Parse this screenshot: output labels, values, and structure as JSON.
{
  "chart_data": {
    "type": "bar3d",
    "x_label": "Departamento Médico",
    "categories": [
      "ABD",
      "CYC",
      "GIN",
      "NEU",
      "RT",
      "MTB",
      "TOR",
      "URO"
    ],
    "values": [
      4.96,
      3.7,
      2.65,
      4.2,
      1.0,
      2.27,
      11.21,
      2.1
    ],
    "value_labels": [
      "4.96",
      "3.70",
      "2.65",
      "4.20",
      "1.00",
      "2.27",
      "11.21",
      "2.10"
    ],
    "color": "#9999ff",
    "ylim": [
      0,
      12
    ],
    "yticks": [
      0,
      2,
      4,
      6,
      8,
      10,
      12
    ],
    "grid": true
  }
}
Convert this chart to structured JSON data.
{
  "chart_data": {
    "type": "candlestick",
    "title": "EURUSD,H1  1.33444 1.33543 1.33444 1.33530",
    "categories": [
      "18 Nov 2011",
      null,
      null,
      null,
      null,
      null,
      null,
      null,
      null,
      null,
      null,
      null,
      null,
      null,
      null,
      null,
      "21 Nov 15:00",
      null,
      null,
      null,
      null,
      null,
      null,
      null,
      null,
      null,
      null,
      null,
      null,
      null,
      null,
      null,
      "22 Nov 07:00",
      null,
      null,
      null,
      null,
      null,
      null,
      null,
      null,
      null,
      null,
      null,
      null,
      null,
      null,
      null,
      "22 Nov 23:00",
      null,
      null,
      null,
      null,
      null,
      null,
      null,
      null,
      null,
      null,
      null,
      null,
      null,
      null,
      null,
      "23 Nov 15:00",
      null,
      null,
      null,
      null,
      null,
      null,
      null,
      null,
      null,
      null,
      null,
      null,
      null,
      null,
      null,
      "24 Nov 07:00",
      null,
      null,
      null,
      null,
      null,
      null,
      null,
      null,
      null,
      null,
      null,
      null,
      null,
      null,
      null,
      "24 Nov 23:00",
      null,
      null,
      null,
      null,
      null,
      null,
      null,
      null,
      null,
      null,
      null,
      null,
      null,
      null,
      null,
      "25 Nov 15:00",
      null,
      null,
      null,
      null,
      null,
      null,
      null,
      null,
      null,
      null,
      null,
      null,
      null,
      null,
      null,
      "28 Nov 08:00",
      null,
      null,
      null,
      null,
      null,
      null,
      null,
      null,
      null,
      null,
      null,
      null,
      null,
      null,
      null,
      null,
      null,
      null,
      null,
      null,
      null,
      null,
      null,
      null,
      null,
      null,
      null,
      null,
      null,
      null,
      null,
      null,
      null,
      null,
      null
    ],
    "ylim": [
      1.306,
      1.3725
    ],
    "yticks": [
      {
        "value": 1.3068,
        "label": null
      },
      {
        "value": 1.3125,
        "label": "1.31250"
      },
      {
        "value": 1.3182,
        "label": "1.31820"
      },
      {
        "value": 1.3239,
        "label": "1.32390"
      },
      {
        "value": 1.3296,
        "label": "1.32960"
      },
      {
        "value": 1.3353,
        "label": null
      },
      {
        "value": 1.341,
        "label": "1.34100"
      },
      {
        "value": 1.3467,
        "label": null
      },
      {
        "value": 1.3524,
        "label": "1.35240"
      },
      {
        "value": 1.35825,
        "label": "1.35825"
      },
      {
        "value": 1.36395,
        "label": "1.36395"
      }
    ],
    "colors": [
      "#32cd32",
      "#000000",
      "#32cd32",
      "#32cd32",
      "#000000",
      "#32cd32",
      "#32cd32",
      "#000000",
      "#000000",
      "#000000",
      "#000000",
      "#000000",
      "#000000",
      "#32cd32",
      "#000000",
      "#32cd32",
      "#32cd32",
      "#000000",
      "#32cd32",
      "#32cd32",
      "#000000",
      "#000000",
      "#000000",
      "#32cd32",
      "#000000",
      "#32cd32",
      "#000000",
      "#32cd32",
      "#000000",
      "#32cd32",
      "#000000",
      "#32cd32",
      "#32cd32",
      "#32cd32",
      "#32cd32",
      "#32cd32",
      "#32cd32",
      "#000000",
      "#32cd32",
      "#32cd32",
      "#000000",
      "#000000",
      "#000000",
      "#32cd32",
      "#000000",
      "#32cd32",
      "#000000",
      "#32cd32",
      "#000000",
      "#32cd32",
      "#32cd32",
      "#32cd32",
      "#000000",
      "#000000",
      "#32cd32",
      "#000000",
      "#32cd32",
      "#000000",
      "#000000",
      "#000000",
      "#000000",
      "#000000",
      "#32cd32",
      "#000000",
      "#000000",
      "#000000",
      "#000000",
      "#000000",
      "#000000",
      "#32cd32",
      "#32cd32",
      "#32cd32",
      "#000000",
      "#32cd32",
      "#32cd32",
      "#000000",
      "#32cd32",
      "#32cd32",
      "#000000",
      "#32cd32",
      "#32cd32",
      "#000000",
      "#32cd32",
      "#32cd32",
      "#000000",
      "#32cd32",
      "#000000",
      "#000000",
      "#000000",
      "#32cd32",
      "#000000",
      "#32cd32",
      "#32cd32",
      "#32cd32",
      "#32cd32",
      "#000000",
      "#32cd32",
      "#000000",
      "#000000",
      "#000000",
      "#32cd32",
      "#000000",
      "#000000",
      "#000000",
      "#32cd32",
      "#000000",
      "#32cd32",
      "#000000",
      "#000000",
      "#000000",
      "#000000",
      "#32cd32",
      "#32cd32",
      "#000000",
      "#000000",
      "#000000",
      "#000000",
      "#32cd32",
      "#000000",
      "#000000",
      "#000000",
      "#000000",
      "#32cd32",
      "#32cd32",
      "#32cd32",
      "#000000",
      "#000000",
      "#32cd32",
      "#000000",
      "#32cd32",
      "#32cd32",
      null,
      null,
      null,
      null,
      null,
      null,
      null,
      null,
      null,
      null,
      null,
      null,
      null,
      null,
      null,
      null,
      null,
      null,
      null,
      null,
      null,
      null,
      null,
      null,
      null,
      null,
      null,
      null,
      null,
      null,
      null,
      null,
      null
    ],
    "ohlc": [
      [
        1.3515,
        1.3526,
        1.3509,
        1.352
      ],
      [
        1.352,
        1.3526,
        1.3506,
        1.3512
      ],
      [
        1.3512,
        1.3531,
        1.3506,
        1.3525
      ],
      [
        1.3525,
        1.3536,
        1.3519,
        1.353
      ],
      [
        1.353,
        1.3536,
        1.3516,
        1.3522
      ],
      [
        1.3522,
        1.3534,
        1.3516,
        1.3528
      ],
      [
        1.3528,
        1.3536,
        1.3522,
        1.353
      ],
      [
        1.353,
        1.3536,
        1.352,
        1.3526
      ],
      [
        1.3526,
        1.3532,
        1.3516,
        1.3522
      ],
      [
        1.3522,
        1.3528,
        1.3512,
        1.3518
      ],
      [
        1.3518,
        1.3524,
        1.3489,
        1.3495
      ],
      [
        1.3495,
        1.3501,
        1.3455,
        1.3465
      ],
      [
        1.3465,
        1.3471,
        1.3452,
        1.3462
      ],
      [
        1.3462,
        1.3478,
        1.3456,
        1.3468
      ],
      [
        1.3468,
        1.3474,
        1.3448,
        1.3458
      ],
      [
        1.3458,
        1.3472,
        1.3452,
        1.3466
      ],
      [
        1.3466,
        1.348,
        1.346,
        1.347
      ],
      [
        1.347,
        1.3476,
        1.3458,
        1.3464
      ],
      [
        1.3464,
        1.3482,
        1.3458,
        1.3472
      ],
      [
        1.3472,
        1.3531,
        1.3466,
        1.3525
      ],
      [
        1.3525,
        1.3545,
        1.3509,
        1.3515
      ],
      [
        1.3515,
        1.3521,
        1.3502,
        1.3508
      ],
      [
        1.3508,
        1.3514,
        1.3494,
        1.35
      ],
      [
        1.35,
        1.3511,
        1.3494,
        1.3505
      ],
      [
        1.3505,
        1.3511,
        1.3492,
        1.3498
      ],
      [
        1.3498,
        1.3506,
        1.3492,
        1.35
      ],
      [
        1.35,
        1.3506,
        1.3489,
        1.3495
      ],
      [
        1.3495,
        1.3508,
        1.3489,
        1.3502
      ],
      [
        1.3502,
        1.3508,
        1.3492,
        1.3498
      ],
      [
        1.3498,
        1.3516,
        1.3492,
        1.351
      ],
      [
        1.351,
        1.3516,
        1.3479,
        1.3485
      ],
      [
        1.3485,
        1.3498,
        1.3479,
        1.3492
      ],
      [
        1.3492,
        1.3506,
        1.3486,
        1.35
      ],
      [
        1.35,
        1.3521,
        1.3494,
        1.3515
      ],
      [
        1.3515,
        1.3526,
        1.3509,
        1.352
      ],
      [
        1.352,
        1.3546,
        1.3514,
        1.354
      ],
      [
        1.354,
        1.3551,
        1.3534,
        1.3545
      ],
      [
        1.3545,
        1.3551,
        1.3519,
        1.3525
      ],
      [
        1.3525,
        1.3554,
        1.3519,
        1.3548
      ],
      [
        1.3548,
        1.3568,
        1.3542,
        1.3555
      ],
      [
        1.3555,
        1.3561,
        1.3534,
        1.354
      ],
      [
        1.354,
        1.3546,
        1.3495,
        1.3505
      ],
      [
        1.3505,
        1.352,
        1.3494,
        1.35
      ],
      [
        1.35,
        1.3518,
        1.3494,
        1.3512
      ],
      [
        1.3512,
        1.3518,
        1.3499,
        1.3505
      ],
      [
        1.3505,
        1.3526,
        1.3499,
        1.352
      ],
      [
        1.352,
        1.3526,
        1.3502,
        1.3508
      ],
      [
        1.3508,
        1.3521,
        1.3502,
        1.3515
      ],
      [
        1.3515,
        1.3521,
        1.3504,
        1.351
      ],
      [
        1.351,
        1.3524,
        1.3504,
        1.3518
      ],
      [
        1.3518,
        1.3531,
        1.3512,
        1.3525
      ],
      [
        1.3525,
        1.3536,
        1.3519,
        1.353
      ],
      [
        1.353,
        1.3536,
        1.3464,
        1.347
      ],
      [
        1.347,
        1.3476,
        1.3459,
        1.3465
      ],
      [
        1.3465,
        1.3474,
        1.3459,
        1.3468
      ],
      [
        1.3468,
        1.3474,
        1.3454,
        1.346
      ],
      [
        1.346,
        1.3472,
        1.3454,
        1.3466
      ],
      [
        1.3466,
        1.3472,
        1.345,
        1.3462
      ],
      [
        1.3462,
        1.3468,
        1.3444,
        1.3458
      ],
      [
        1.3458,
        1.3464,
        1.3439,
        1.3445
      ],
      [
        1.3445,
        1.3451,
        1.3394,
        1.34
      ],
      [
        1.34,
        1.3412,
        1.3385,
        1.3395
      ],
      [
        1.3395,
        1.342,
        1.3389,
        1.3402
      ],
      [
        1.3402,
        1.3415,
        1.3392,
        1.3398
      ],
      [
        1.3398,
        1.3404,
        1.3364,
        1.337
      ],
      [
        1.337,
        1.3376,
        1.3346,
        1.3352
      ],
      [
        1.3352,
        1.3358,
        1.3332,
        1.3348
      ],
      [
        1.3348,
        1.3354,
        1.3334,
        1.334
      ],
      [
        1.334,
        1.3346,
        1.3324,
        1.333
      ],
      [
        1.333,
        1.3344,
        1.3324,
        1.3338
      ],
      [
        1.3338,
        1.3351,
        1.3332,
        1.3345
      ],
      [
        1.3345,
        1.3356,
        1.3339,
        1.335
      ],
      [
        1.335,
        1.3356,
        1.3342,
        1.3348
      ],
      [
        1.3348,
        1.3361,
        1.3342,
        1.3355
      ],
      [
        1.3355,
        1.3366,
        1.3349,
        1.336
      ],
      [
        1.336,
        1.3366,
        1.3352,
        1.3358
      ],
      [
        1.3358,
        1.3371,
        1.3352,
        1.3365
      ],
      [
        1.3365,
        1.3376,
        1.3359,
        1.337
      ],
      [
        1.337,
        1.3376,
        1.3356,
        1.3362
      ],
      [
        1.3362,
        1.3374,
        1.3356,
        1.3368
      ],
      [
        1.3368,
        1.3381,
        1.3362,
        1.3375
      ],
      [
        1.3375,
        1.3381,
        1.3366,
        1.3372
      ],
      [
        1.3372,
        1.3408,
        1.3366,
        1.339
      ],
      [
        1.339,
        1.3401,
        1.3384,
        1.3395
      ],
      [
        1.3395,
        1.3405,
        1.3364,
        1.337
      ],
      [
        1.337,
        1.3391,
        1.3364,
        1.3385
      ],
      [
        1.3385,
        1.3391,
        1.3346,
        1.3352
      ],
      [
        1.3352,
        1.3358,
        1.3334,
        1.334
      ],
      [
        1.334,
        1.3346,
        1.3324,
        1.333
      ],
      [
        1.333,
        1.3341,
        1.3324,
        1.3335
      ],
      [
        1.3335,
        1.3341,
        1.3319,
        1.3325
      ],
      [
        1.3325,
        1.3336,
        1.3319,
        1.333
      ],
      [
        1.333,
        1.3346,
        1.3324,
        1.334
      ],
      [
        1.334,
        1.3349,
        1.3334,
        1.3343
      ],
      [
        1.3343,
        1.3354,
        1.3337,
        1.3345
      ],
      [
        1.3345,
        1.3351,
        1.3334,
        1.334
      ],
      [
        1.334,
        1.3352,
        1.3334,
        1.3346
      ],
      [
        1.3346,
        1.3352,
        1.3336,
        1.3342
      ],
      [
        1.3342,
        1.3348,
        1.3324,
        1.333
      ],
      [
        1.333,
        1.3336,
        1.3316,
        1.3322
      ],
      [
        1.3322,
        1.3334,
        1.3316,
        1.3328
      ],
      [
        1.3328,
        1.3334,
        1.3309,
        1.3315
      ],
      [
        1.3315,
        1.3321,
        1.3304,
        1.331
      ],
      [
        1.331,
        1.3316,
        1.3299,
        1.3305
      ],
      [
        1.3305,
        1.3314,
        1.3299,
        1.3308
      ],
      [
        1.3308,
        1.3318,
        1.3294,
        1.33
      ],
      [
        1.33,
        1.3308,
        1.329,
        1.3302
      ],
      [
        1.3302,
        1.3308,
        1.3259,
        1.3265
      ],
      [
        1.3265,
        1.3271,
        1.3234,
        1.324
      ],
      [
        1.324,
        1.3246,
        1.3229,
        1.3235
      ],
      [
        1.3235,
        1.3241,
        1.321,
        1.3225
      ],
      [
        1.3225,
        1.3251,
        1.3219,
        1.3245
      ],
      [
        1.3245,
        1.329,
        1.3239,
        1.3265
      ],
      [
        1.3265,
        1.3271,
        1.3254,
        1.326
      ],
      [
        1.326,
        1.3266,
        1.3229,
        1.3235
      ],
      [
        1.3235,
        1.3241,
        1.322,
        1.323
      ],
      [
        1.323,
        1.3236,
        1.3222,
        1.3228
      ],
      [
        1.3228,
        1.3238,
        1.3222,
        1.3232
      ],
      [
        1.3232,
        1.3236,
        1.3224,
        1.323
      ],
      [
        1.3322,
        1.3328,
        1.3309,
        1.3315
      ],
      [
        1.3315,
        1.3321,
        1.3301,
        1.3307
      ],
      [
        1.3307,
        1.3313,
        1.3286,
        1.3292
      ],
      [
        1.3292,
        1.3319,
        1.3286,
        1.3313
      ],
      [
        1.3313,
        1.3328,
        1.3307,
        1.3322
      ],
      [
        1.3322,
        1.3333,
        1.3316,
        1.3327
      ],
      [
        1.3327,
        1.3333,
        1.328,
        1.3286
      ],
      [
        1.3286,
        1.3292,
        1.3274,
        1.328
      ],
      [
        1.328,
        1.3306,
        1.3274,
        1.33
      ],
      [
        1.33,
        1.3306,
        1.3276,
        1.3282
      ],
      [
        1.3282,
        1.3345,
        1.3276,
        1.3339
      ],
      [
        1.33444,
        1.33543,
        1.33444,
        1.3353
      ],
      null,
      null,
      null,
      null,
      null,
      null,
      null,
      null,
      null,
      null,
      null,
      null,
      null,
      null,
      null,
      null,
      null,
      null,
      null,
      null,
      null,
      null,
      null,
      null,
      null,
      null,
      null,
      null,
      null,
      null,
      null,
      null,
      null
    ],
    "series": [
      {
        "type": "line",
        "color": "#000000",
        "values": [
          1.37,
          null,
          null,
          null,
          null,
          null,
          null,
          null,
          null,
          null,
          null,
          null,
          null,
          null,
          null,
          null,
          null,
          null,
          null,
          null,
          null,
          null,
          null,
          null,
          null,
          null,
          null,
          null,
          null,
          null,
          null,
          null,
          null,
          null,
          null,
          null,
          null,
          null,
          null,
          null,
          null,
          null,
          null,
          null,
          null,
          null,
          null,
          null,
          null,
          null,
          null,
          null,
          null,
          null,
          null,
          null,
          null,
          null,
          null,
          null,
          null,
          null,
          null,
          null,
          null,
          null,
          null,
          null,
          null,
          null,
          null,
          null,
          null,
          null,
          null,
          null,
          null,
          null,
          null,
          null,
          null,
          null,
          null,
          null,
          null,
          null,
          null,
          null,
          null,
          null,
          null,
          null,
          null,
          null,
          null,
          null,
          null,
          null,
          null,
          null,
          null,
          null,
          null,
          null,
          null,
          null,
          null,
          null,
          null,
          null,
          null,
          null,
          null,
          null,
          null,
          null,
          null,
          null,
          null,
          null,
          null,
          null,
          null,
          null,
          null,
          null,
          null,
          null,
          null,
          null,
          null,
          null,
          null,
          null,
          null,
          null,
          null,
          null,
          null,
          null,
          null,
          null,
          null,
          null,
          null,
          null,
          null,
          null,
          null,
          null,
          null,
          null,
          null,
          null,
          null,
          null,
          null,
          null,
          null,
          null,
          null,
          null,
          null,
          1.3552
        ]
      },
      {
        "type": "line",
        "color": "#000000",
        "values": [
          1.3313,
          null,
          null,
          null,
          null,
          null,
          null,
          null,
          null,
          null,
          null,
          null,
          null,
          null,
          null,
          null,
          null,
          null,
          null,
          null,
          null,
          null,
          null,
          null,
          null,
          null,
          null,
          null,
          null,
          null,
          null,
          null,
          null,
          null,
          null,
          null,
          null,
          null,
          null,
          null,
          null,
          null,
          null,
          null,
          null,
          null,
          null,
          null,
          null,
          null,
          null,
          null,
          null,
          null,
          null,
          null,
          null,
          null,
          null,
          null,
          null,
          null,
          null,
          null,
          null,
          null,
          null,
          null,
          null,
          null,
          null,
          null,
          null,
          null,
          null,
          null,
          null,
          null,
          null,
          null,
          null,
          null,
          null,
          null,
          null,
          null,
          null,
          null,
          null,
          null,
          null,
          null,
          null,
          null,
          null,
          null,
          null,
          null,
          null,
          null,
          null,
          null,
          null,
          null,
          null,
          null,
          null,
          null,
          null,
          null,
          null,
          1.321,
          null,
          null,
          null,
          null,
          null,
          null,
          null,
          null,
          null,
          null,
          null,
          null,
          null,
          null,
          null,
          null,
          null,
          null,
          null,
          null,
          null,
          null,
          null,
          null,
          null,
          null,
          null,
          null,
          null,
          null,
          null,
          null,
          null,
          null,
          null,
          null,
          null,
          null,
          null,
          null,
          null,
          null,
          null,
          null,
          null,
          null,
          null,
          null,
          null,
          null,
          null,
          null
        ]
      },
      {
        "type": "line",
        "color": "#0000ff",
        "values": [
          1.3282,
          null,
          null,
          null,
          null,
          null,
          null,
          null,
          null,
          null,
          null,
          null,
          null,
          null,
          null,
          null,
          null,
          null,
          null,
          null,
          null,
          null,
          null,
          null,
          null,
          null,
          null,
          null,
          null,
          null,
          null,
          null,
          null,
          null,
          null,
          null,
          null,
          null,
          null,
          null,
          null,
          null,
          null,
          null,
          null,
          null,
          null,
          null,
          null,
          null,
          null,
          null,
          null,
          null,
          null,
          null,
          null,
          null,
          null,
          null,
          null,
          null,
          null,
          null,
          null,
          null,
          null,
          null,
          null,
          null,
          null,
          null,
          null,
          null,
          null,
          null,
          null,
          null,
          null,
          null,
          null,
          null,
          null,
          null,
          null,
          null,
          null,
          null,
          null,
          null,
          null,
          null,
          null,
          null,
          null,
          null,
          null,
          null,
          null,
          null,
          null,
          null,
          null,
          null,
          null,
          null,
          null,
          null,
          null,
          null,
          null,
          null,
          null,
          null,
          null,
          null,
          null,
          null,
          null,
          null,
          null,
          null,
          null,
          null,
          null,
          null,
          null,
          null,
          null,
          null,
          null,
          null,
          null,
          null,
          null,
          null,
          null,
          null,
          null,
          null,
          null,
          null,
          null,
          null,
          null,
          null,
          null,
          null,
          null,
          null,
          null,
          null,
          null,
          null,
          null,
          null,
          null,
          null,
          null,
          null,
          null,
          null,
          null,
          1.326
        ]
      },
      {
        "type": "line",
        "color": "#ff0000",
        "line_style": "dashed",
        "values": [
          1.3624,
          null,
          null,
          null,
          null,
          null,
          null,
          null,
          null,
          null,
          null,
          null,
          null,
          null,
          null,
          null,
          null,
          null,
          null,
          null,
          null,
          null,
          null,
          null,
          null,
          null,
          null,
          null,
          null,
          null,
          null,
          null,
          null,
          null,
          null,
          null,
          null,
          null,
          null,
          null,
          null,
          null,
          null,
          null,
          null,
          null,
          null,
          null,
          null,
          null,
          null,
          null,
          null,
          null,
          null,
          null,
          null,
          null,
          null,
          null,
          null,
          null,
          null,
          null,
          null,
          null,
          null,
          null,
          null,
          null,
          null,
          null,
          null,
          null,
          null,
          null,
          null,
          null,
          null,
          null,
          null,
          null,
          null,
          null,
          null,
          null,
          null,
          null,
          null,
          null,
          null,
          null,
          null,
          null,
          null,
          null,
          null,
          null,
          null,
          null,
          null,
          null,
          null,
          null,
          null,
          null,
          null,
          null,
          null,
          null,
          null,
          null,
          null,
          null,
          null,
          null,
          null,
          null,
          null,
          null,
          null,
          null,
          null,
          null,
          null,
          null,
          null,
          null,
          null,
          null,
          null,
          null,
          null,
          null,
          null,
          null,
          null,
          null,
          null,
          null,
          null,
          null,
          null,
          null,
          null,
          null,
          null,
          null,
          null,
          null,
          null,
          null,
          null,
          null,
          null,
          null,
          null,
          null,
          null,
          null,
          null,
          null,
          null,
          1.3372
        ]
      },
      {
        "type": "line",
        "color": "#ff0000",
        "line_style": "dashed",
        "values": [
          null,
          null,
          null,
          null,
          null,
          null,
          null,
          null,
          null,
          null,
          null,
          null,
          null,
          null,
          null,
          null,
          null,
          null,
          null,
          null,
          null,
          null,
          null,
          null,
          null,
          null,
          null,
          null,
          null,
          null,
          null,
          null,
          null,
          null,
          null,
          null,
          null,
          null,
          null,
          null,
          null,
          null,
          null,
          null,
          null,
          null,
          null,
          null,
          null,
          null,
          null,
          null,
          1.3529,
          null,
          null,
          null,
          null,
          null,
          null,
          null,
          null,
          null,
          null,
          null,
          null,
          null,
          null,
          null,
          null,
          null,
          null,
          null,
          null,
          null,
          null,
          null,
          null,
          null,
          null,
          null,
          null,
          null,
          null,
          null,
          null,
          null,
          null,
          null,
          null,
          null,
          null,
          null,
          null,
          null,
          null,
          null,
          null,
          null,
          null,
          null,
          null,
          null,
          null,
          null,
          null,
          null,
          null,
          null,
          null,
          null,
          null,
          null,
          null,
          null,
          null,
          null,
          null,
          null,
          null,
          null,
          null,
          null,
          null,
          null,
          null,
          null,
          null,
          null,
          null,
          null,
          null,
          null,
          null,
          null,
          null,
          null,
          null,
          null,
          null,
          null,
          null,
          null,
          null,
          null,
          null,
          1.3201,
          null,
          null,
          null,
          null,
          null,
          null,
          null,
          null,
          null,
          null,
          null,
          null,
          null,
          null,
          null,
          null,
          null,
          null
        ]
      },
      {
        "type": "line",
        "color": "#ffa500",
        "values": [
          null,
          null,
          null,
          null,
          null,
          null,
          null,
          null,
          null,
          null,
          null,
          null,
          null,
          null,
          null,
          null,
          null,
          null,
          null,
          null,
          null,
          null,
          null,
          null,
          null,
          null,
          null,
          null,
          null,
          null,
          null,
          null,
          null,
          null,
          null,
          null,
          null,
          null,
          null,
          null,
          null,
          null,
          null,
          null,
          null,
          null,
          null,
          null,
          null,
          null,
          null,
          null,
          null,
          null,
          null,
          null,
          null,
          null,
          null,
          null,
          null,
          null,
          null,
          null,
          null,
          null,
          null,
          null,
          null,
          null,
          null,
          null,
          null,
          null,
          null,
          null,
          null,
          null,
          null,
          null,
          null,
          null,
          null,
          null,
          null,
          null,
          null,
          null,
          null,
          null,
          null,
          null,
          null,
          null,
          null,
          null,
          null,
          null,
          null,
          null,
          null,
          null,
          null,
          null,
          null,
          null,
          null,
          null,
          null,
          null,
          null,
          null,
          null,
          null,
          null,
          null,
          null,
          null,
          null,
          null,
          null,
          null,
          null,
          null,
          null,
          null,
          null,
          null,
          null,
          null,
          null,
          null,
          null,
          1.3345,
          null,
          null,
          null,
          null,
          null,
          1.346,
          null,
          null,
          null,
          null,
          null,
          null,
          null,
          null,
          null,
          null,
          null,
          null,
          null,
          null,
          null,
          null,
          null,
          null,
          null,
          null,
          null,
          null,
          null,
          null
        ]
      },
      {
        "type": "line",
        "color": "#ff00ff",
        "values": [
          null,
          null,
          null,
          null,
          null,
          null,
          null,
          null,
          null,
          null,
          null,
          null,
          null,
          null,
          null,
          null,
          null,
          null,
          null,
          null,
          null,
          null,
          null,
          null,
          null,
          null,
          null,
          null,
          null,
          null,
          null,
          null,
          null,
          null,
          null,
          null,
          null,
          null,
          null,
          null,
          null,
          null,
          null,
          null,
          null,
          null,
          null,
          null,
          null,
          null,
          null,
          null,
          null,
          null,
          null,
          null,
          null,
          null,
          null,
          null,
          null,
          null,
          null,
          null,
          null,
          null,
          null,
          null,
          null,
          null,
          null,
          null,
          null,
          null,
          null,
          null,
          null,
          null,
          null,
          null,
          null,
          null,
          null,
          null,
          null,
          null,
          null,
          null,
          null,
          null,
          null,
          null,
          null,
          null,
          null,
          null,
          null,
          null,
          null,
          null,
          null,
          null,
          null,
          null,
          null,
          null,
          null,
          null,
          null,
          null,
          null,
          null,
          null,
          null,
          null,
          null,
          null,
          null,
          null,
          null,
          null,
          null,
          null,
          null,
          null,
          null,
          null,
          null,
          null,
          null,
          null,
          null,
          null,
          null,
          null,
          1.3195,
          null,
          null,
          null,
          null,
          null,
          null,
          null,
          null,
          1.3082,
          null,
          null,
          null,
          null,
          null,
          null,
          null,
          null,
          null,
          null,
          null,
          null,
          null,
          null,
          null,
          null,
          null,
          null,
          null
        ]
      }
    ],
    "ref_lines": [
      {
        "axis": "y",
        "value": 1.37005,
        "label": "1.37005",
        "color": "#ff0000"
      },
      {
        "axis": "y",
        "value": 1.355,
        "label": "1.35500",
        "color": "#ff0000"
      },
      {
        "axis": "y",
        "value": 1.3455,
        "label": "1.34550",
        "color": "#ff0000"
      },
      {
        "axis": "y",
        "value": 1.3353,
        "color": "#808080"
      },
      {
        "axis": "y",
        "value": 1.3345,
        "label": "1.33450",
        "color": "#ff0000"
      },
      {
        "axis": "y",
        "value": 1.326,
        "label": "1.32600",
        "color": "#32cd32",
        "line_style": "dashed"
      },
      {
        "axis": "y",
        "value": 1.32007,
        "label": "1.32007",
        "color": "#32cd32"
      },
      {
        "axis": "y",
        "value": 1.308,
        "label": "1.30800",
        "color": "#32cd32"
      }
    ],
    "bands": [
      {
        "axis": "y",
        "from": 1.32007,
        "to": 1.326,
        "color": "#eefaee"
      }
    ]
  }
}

* **Exercise prompt**: From the entries above, copy every line containing the word "this".

* **Written solution**:
Parse this screenshot: output labels, values, and structure as JSON.
Convert this chart to structured JSON data.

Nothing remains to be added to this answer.